§ **Prompt**:
Copy the records from the line with "search-input[interactable]: [416, 110, 755, 170]" to the line with "recipe-card[interactable]: Fruit Juice", both included, with no changes.

§ **Provided information**:
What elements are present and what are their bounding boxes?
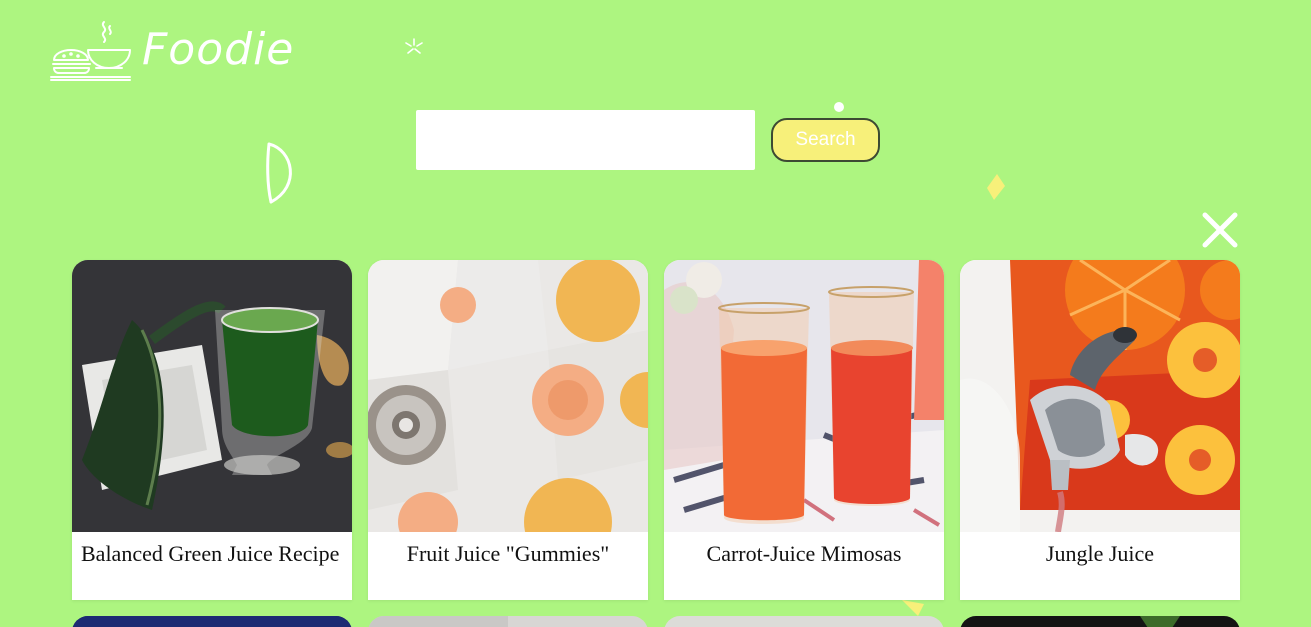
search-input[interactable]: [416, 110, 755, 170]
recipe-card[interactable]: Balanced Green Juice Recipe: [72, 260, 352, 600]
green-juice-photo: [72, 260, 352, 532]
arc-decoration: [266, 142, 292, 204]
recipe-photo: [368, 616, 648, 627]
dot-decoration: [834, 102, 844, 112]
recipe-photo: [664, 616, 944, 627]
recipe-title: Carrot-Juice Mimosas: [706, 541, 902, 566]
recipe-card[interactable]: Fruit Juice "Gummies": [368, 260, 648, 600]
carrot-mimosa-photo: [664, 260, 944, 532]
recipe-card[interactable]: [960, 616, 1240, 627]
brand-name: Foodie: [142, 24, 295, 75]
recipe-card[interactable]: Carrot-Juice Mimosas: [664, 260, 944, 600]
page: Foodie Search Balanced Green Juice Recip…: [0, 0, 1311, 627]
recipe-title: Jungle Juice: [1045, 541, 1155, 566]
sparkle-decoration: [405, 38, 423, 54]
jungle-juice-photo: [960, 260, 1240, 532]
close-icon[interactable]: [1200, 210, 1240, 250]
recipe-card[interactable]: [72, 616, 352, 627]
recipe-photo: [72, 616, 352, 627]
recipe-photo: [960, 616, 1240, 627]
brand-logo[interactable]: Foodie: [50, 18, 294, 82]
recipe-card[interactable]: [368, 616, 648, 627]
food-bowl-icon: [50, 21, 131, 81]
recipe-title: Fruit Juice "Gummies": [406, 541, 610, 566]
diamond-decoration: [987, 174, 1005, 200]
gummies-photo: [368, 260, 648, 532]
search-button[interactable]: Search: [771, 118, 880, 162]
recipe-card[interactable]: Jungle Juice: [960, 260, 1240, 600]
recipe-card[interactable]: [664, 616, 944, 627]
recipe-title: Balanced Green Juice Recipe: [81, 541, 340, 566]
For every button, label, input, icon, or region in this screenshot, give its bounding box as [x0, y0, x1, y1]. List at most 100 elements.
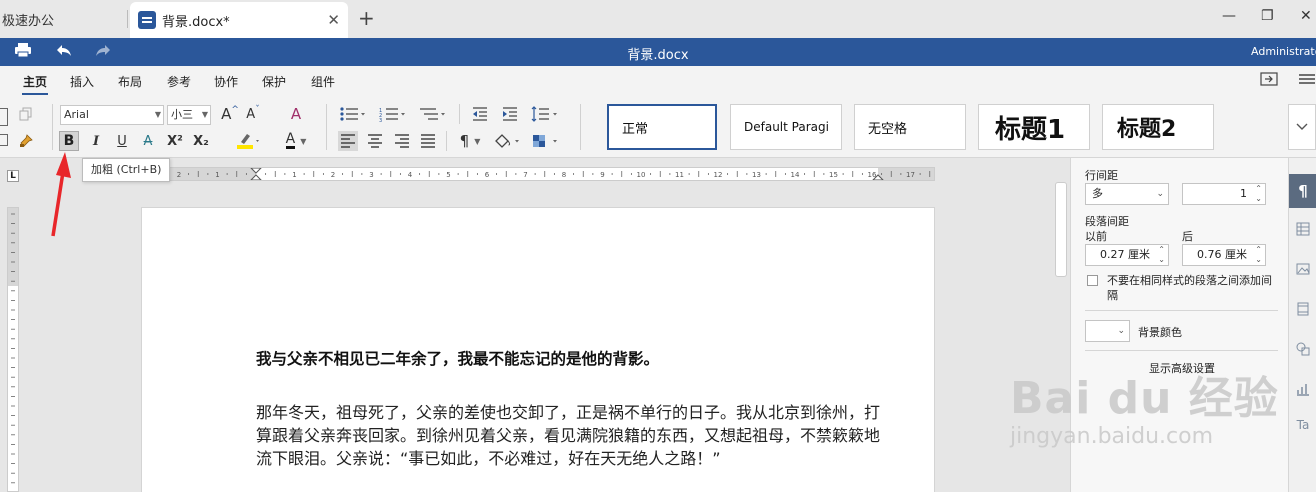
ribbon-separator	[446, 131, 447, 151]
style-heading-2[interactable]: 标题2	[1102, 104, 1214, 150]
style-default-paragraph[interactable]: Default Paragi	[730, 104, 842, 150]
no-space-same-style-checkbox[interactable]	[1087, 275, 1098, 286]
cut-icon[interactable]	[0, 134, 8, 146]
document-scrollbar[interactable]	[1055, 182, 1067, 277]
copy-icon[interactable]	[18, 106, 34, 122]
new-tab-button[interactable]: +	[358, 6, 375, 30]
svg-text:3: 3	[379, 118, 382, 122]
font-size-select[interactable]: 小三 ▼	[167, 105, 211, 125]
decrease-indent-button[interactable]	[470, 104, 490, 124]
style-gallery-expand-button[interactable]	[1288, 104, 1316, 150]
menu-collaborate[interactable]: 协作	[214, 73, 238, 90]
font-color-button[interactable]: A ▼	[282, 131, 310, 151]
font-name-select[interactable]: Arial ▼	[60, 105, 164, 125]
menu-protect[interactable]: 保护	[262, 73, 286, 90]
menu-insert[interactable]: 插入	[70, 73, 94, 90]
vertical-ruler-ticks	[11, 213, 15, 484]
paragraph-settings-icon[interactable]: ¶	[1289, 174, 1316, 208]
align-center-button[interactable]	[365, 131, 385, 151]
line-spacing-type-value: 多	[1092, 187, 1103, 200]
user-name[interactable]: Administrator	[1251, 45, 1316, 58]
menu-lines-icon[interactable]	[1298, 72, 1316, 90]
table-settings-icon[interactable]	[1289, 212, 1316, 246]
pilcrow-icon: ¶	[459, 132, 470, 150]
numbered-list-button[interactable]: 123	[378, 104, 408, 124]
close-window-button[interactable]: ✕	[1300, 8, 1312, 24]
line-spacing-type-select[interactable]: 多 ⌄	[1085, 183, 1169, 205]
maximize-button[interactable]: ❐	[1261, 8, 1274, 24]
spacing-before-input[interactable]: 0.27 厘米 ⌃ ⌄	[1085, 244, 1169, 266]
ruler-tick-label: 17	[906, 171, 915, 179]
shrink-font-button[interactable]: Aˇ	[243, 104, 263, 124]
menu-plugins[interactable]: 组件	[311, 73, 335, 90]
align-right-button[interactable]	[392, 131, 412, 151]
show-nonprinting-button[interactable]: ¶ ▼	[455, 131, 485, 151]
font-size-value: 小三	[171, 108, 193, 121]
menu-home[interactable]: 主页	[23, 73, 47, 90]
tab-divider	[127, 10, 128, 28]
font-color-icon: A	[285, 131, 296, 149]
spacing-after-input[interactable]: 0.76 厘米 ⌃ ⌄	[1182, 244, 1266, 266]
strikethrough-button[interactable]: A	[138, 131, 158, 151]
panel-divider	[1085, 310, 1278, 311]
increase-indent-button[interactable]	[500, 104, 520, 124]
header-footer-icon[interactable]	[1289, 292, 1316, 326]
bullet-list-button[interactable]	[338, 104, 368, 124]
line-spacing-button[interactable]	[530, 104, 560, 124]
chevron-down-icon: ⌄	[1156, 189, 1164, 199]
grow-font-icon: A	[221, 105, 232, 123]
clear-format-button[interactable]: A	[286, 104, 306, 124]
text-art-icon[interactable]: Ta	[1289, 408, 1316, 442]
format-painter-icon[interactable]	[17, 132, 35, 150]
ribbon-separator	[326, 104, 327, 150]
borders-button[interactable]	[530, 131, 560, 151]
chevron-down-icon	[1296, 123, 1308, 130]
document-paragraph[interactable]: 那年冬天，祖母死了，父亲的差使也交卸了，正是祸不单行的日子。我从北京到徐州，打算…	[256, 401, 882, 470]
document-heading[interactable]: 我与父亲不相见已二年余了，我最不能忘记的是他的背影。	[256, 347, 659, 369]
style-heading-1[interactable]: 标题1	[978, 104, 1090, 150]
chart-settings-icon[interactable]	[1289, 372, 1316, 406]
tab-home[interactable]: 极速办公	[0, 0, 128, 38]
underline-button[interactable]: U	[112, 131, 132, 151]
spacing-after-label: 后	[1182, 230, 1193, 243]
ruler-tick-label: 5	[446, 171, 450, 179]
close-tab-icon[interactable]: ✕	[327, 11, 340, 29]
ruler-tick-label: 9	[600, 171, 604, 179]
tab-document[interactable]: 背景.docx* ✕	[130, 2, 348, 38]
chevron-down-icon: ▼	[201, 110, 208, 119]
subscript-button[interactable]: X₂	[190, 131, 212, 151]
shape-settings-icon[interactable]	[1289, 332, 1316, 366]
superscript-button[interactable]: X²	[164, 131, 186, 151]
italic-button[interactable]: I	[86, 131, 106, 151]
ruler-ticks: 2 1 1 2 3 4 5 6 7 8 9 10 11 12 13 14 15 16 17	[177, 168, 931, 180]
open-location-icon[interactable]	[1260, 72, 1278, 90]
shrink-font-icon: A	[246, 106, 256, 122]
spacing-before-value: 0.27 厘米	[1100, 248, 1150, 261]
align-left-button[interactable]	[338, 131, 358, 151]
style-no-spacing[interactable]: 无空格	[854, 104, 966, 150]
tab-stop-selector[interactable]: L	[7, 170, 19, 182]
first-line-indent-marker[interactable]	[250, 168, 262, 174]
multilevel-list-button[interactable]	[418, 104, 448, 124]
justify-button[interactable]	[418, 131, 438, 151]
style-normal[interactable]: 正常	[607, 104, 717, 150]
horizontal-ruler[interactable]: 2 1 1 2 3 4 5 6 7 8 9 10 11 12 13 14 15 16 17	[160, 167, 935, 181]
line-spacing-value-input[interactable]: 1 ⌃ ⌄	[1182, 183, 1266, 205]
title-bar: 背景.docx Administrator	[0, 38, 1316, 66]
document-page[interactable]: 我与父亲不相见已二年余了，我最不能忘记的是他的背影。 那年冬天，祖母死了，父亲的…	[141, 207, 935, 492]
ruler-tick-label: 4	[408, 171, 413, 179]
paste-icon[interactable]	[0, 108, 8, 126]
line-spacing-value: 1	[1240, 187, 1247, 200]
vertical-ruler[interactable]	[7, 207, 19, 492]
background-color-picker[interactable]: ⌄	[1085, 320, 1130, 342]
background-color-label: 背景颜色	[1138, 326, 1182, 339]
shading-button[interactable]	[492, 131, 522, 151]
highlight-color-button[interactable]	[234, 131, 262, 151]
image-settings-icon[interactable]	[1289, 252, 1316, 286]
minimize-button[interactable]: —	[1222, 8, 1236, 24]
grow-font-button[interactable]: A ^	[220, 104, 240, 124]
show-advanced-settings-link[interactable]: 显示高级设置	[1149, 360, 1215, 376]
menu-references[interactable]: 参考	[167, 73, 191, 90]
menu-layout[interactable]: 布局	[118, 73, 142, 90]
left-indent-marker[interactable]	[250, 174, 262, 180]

§ **The completed task**:
search-input[interactable]: [416, 110, 755, 170]
recipe-card[interactable]: Balanced Green Juice Recipe: [72, 260, 352, 600]
green-juice-photo: [72, 260, 352, 532]
arc-decoration: [266, 142, 292, 204]
recipe-photo: [368, 616, 648, 627]
dot-decoration: [834, 102, 844, 112]
recipe-photo: [664, 616, 944, 627]
recipe-title: Carrot-Juice Mimosas: [706, 541, 902, 566]
recipe-card[interactable]: Fruit Juice "Gummies": [368, 260, 648, 600]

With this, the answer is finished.